▶ _Exercise goal_
Read through the data and report every line in which the word "battery" occurs.

▶ _Data provided_
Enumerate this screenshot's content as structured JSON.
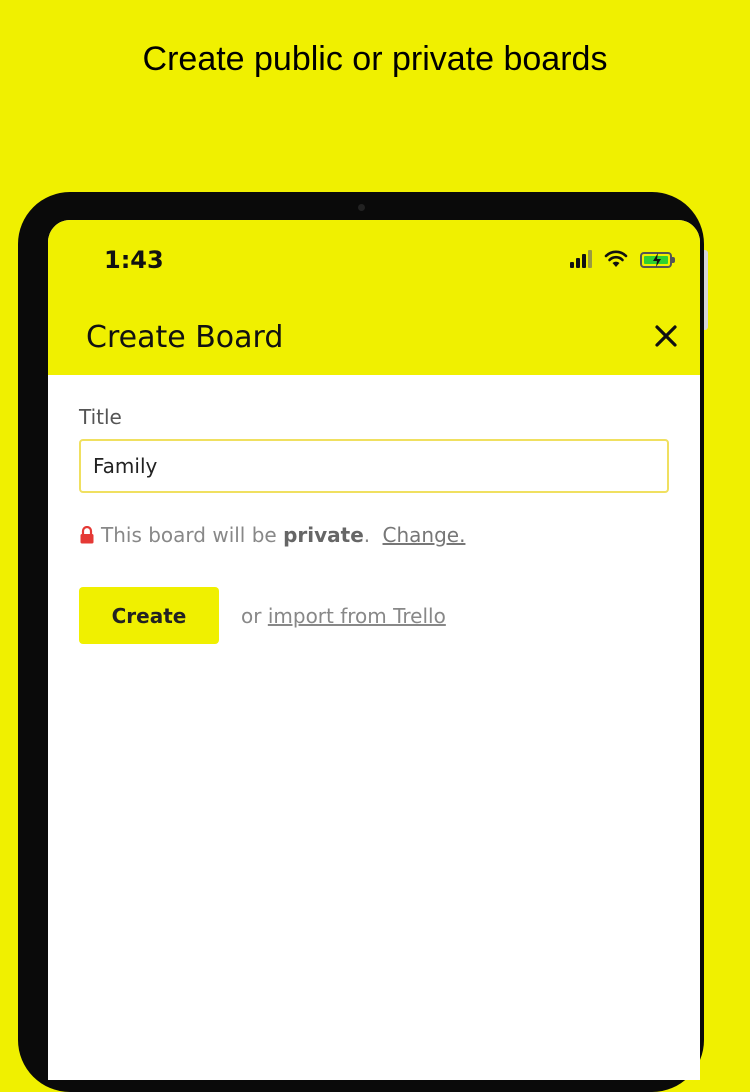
{
  "promo": {
    "title": "Create public or private boards"
  },
  "status_bar": {
    "time": "1:43",
    "icons": [
      "signal-icon",
      "wifi-icon",
      "battery-charging-icon"
    ]
  },
  "header": {
    "title": "Create Board",
    "close_icon": "close-icon"
  },
  "form": {
    "title_label": "Title",
    "title_value": "Family",
    "privacy_prefix": "This board will be",
    "privacy_value": "private",
    "privacy_period": ".",
    "privacy_change": "Change.",
    "create_label": "Create",
    "import_prefix": "or",
    "import_link": "import from Trello"
  },
  "colors": {
    "accent": "#f0f000",
    "lock": "#e53935",
    "battery": "#2fd12f"
  }
}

▶ _Output below_
      "battery-charging-icon"
    "battery": "#2fd12f"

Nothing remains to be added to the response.